— START THE INPUT —

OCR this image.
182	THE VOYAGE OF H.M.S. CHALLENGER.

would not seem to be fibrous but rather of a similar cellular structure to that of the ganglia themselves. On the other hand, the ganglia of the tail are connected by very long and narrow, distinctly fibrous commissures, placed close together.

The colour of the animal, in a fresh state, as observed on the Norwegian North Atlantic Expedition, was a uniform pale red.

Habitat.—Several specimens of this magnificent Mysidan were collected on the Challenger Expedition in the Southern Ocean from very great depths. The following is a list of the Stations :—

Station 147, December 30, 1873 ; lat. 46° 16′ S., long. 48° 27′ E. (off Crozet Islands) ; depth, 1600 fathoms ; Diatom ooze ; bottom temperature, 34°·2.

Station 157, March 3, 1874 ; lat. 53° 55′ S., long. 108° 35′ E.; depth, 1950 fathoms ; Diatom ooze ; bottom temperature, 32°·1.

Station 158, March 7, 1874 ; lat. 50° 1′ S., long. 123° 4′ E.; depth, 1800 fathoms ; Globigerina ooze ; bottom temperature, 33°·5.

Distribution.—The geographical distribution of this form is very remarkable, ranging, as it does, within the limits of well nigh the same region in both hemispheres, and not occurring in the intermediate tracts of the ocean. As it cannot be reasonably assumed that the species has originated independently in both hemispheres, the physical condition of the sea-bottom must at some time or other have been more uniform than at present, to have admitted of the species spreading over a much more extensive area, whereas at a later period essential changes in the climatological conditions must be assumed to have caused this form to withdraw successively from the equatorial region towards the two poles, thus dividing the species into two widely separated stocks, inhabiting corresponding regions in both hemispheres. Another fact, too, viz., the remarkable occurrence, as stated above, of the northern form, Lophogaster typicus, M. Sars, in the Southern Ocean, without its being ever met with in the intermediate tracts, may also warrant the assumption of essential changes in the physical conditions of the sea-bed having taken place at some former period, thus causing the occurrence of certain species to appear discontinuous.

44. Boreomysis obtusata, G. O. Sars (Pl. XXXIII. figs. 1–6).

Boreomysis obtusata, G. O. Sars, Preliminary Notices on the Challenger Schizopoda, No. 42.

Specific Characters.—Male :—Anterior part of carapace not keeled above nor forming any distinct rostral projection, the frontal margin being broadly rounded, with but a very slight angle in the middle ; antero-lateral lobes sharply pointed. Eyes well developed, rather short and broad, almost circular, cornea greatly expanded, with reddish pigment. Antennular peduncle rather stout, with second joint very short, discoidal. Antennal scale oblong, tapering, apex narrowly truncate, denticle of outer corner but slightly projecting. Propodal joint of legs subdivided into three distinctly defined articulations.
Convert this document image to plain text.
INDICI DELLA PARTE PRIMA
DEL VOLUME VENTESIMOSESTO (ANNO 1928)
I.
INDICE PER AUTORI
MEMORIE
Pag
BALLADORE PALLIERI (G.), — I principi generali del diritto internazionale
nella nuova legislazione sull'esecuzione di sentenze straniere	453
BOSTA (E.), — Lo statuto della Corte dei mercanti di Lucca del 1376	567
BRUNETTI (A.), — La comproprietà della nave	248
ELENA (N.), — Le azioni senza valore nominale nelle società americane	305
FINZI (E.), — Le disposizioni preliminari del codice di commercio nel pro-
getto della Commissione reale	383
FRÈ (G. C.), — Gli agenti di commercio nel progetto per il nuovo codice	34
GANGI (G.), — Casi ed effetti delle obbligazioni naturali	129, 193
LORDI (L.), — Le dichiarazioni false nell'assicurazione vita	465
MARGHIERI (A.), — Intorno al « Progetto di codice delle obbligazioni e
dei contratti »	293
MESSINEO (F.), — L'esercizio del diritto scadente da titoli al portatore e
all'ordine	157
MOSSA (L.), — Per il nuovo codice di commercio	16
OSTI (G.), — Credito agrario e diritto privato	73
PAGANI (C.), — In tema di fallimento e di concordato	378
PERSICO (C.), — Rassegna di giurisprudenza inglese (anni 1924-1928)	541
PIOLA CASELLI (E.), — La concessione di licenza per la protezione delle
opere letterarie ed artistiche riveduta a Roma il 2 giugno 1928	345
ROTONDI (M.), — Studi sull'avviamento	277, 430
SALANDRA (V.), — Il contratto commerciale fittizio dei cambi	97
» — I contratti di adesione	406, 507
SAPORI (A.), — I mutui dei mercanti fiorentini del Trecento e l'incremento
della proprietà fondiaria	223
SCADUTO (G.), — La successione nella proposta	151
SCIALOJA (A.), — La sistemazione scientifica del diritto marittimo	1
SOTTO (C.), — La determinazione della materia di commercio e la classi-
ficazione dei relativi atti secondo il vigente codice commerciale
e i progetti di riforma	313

— END THE INPUT —

**THE EXERCISE:** Output all of the material, please, exactly as it stands.

**COMPLETED TASK:**
OCR this image.
182	THE VOYAGE OF H.M.S. CHALLENGER.

would not seem to be fibrous but rather of a similar cellular structure to that of the ganglia themselves. On the other hand, the ganglia of the tail are connected by very long and narrow, distinctly fibrous commissures, placed close together.

The colour of the animal, in a fresh state, as observed on the Norwegian North Atlantic Expedition, was a uniform pale red.

Habitat.—Several specimens of this magnificent Mysidan were collected on the Challenger Expedition in the Southern Ocean from very great depths. The following is a list of the Stations :—

Station 147, December 30, 1873 ; lat. 46° 16′ S., long. 48° 27′ E. (off Crozet Islands) ; depth, 1600 fathoms ; Diatom ooze ; bottom temperature, 34°·2.

Station 157, March 3, 1874 ; lat. 53° 55′ S., long. 108° 35′ E.; depth, 1950 fathoms ; Diatom ooze ; bottom temperature, 32°·1.

Station 158, March 7, 1874 ; lat. 50° 1′ S., long. 123° 4′ E.; depth, 1800 fathoms ; Globigerina ooze ; bottom temperature, 33°·5.

Distribution.—The geographical distribution of this form is very remarkable, ranging, as it does, within the limits of well nigh the same region in both hemispheres, and not occurring in the intermediate tracts of the ocean. As it cannot be reasonably assumed that the species has originated independently in both hemispheres, the physical condition of the sea-bottom must at some time or other have been more uniform than at present, to have admitted of the species spreading over a much more extensive area, whereas at a later period essential changes in the climatological conditions must be assumed to have caused this form to withdraw successively from the equatorial region towards the two poles, thus dividing the species into two widely separated stocks, inhabiting corresponding regions in both hemispheres. Another fact, too, viz., the remarkable occurrence, as stated above, of the northern form, Lophogaster typicus, M. Sars, in the Southern Ocean, without its being ever met with in the intermediate tracts, may also warrant the assumption of essential changes in the physical conditions of the sea-bed having taken place at some former period, thus causing the occurrence of certain species to appear discontinuous.

44. Boreomysis obtusata, G. O. Sars (Pl. XXXIII. figs. 1–6).

Boreomysis obtusata, G. O. Sars, Preliminary Notices on the Challenger Schizopoda, No. 42.

Specific Characters.—Male :—Anterior part of carapace not keeled above nor forming any distinct rostral projection, the frontal margin being broadly rounded, with but a very slight angle in the middle ; antero-lateral lobes sharply pointed. Eyes well developed, rather short and broad, almost circular, cornea greatly expanded, with reddish pigment. Antennular peduncle rather stout, with second joint very short, discoidal. Antennal scale oblong, tapering, apex narrowly truncate, denticle of outer corner but slightly projecting. Propodal joint of legs subdivided into three distinctly defined articulations.
Convert this document image to plain text.
INDICI DELLA PARTE PRIMA
DEL VOLUME VENTESIMOSESTO (ANNO 1928)
I.
INDICE PER AUTORI
MEMORIE
Pag
BALLADORE PALLIERI (G.), — I principi generali del diritto internazionale
nella nuova legislazione sull'esecuzione di sentenze straniere	453
BOSTA (E.), — Lo statuto della Corte dei mercanti di Lucca del 1376	567
BRUNETTI (A.), — La comproprietà della nave	248
ELENA (N.), — Le azioni senza valore nominale nelle società americane	305
FINZI (E.), — Le disposizioni preliminari del codice di commercio nel pro-
getto della Commissione reale	383
FRÈ (G. C.), — Gli agenti di commercio nel progetto per il nuovo codice	34
GANGI (G.), — Casi ed effetti delle obbligazioni naturali	129, 193
LORDI (L.), — Le dichiarazioni false nell'assicurazione vita	465
MARGHIERI (A.), — Intorno al « Progetto di codice delle obbligazioni e
dei contratti »	293
MESSINEO (F.), — L'esercizio del diritto scadente da titoli al portatore e
all'ordine	157
MOSSA (L.), — Per il nuovo codice di commercio	16
OSTI (G.), — Credito agrario e diritto privato	73
PAGANI (C.), — In tema di fallimento e di concordato	378
PERSICO (C.), — Rassegna di giurisprudenza inglese (anni 1924-1928)	541
PIOLA CASELLI (E.), — La concessione di licenza per la protezione delle
opere letterarie ed artistiche riveduta a Roma il 2 giugno 1928	345
ROTONDI (M.), — Studi sull'avviamento	277, 430
SALANDRA (V.), — Il contratto commerciale fittizio dei cambi	97
» — I contratti di adesione	406, 507
SAPORI (A.), — I mutui dei mercanti fiorentini del Trecento e l'incremento
della proprietà fondiaria	223
SCADUTO (G.), — La successione nella proposta	151
SCIALOJA (A.), — La sistemazione scientifica del diritto marittimo	1
SOTTO (C.), — La determinazione della materia di commercio e la classi-
ficazione dei relativi atti secondo il vigente codice commerciale
e i progetti di riforma	313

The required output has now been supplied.